(Brief)
Count every line below that contains "ISCCP", then state the total with no other output.

(Dataset extract)
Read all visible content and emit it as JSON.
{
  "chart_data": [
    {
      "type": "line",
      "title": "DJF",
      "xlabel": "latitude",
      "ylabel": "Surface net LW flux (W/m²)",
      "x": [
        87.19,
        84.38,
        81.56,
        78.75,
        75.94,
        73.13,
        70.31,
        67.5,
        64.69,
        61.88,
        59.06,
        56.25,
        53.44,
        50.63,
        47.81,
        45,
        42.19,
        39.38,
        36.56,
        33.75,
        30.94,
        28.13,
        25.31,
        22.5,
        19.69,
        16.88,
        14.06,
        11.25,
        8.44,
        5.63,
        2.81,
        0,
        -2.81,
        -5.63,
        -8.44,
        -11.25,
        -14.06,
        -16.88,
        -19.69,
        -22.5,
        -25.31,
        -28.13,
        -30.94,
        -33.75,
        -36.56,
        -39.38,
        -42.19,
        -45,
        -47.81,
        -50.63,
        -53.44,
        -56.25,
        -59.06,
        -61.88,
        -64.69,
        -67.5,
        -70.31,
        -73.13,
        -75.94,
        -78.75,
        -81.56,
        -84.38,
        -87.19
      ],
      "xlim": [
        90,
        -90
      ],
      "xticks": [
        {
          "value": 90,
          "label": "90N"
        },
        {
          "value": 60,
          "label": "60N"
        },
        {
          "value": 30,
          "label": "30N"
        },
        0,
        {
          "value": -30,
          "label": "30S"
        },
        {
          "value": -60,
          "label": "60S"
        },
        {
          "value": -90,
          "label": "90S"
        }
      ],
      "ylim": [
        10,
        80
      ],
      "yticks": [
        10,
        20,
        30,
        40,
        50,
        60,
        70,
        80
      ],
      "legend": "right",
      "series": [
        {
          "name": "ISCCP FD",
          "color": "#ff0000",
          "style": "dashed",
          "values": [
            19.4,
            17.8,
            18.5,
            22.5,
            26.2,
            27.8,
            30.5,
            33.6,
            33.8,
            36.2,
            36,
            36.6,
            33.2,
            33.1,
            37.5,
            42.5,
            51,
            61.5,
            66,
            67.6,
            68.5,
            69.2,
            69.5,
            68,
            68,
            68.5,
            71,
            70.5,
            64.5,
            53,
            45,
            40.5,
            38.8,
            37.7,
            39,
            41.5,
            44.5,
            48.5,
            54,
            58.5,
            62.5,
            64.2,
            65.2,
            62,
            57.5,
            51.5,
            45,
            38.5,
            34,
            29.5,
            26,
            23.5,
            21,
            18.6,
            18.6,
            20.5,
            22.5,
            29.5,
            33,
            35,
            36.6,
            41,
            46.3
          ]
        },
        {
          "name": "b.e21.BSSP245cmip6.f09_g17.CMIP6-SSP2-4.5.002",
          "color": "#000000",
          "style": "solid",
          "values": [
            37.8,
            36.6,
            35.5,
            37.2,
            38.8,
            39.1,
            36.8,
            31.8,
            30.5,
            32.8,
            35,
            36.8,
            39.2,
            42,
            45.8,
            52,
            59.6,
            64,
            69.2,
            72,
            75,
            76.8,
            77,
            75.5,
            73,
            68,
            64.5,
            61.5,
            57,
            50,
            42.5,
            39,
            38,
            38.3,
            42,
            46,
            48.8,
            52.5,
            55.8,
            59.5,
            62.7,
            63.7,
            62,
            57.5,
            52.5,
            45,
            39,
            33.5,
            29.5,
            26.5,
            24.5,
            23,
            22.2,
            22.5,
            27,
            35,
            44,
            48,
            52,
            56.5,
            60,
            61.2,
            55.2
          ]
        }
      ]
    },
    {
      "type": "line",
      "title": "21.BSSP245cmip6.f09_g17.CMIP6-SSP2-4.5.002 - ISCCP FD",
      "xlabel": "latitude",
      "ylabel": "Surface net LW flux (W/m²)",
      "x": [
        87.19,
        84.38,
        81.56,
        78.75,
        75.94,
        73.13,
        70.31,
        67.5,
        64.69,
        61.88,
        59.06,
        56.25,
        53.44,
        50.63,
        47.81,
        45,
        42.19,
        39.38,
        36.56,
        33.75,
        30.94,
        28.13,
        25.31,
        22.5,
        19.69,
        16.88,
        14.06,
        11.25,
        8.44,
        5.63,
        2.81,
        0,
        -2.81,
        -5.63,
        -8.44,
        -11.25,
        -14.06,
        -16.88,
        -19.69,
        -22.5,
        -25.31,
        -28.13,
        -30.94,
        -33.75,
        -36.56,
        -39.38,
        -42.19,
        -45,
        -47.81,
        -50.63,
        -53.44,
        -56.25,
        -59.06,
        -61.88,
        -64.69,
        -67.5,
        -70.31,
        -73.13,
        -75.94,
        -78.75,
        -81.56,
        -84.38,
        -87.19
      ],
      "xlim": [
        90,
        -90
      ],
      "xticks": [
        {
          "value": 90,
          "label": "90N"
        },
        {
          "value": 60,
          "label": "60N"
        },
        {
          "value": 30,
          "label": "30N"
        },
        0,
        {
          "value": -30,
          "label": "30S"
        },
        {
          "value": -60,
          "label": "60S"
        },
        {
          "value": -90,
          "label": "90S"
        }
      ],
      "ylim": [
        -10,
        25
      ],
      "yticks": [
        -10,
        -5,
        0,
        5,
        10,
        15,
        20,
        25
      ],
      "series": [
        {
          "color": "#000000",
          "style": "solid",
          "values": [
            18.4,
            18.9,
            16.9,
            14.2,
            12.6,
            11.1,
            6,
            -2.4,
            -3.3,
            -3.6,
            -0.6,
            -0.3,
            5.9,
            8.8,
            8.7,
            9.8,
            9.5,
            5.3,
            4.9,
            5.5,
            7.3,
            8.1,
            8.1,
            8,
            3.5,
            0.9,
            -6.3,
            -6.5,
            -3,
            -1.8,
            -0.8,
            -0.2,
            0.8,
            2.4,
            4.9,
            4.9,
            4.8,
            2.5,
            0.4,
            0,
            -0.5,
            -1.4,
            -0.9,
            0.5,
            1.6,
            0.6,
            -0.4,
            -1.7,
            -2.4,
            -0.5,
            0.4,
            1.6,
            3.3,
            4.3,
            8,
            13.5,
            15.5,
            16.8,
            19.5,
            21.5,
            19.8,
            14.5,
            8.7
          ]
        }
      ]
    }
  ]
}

(Written solution)
2